**What is expected:**
Wherever "using" turns up in the entries, copy out the line that holds it.

<<<<

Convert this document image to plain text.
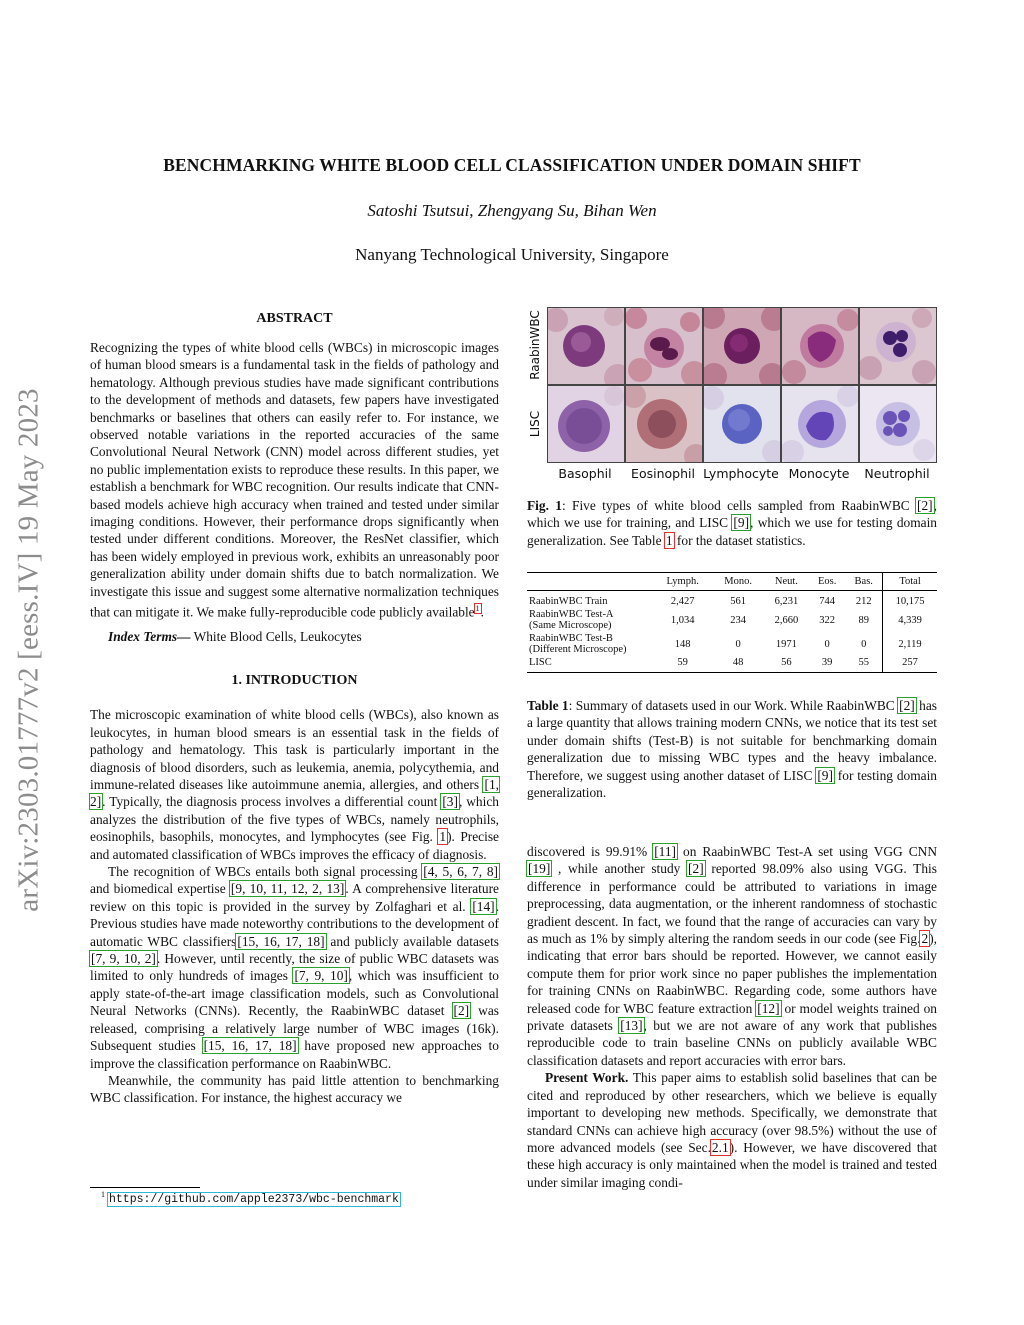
arXiv:2303.01777v2 [eess.IV] 19 May 2023
BENCHMARKING WHITE BLOOD CELL CLASSIFICATION UNDER DOMAIN SHIFT
Satoshi Tsutsui, Zhengyang Su, Bihan Wen
Nanyang Technological University, Singapore
ABSTRACT

Recognizing the types of white blood cells (WBCs) in microscopic images of human blood smears is a fundamental task in the fields of pathology and hematology. Although previous studies have made significant contributions to the development of methods and datasets, few papers have investigated benchmarks or baselines that others can easily refer to. For instance, we observed notable variations in the reported accuracies of the same Convolutional Neural Network (CNN) model across different studies, yet no public implementation exists to reproduce these results. In this paper, we establish a benchmark for WBC recognition. Our results indicate that CNN-based models achieve high accuracy when trained and tested under similar imaging conditions. However, their performance drops significantly when tested under different conditions. Moreover, the ResNet classifier, which has been widely employed in previous work, exhibits an unreasonably poor generalization ability under domain shifts due to batch normalization. We investigate this issue and suggest some alternative normalization techniques that can mitigate it. We make fully-reproducible code publicly available$^1$.

Index Terms— White Blood Cells, Leukocytes

1. INTRODUCTION

The microscopic examination of white blood cells (WBCs), also known as leukocytes, in human blood smears is an essential task in the fields of pathology and hematology. This task is particularly important in the diagnosis of blood disorders, such as leukemia, anemia, polycythemia, and immune-related diseases like autoimmune anemia, allergies, and others [1, 2]. Typically, the diagnosis process involves a differential count [3], which analyzes the distribution of the five types of WBCs, namely neutrophils, eosinophils, basophils, monocytes, and lymphocytes (see Fig. 1). Precise and automated classification of WBCs improves the efficacy of diagnosis.

The recognition of WBCs entails both signal processing [4, 5, 6, 7, 8] and biomedical expertise [9, 10, 11, 12, 2, 13]. A comprehensive literature review on this topic is provided in the survey by Zolfaghari et al. [14]. Previous studies have made noteworthy contributions to the development of automatic WBC classifiers[15, 16, 17, 18] and publicly available datasets [7, 9, 10, 2]. However, until recently, the size of public WBC datasets was limited to only hundreds of images [7, 9, 10], which was insufficient to apply state-of-the-art image classification models, such as Convolutional Neural Networks (CNNs). Recently, the RaabinWBC dataset [2] was released, comprising a relatively large number of WBC images (16k). Subsequent studies [15, 16, 17, 18] have proposed new approaches to improve the classification performance on RaabinWBC.

Meanwhile, the community has paid little attention to benchmarking WBC classification. For instance, the highest accuracy we

1 https://github.com/apple2373/wbc-benchmark
RaabinWBC
LISC
Basophil	Eosinophil Lymphocyte Monocyte	Neutrophil

Fig. 1: Five types of white blood cells sampled from RaabinWBC [2], which we use for training, and LISC [9], which we use for testing domain generalization. See Table 1 for the dataset statistics.

	Lymph.	Mono.	Neut.	Eos.	Bas.	Total
RaabinWBC Train	2,427	561	6,231	744	212	10,175
RaabinWBC Test-A
(Same Microscope)	1,034	234	2,660	322	89	4,339
RaabinWBC Test-B
(Different Microscope)	148	0	1971	0	0	2,119
LISC	59	48	56	39	55	257

Table 1: Summary of datasets used in our Work. While RaabinWBC [2] has a large quantity that allows training modern CNNs, we notice that its test set under domain shifts (Test-B) is not suitable for benchmarking domain generalization due to missing WBC types and the heavy imbalance. Therefore, we suggest using another dataset of LISC [9] for testing domain generalization.

discovered is 99.91% [11] on RaabinWBC Test-A set using VGG CNN [19] , while another study [2] reported 98.09% also using VGG. This difference in performance could be attributed to variations in image preprocessing, data augmentation, or the inherent randomness of stochastic gradient descent. In fact, we found that the range of accuracies can vary by as much as 1% by simply altering the random seeds in our code (see Fig.2), indicating that error bars should be reported. However, we cannot easily compute them for prior work since no paper publishes the implementation for training CNNs on RaabinWBC. Regarding code, some authors have released code for WBC feature extraction [12] or model weights trained on private datasets [13], but we are not aware of any work that publishes reproducible code to train baseline CNNs on publicly available WBC classification datasets and report accuracies with error bars.

Present Work. This paper aims to establish solid baselines that can be cited and reproduced by other researchers, which we believe is equally important to developing new methods. Specifically, we demonstrate that standard CNNs can achieve high accuracy (over 98.5%) without the use of more advanced models (see Sec.2.1). However, we have discovered that these high accuracy is only maintained when the model is trained and tested under similar imaging condi-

>>>>

**Written answer:**
Table 1: Summary of datasets used in our Work. While RaabinWBC [2] has a large quantity that allows training modern CNNs, we notice that its test set under domain shifts (Test-B) is not suitable for benchmarking domain generalization due to missing WBC types and the heavy imbalance. Therefore, we suggest using another dataset of LISC [9] for testing domain generalization.
discovered is 99.91% [11] on RaabinWBC Test-A set using VGG CNN [19] , while another study [2] reported 98.09% also using VGG. This difference in performance could be attributed to variations in image preprocessing, data augmentation, or the inherent randomness of stochastic gradient descent. In fact, we found that the range of accuracies can vary by as much as 1% by simply altering the random seeds in our code (see Fig.2), indicating that error bars should be reported. However, we cannot easily compute them for prior work since no paper publishes the implementation for training CNNs on RaabinWBC. Regarding code, some authors have released code for WBC feature extraction [12] or model weights trained on private datasets [13], but we are not aware of any work that publishes reproducible code to train baseline CNNs on publicly available WBC classification datasets and report accuracies with error bars.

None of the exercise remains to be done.